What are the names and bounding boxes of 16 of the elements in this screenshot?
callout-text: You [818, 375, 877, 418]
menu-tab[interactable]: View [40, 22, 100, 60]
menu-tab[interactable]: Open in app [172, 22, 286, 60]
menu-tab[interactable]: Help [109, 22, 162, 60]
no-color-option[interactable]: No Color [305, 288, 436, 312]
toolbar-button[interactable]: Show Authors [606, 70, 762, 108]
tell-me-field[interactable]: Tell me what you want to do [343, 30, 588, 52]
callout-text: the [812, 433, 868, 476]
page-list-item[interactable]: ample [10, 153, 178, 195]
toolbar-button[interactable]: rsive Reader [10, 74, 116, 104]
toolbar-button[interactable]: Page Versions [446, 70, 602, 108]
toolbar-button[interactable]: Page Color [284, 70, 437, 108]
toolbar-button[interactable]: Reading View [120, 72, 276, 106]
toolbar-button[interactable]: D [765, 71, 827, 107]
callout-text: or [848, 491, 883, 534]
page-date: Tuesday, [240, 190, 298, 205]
- - - - -
- **SHORT EXERCISE**: Repeat the records from the start through the line containing "callout-text: the [812, 433, 868, 476]", switching "Show Authors" to "Hide Authors" and leaving everything else the same.

- **FINISHED ANSWER**:
What are the names and bounding boxes of 16 of the elements in this screenshot?
callout-text: You [818, 375, 877, 418]
menu-tab[interactable]: View [40, 22, 100, 60]
menu-tab[interactable]: Open in app [172, 22, 286, 60]
menu-tab[interactable]: Help [109, 22, 162, 60]
no-color-option[interactable]: No Color [305, 288, 436, 312]
toolbar-button[interactable]: Hide Authors [606, 70, 762, 108]
tell-me-field[interactable]: Tell me what you want to do [343, 30, 588, 52]
callout-text: the [812, 433, 868, 476]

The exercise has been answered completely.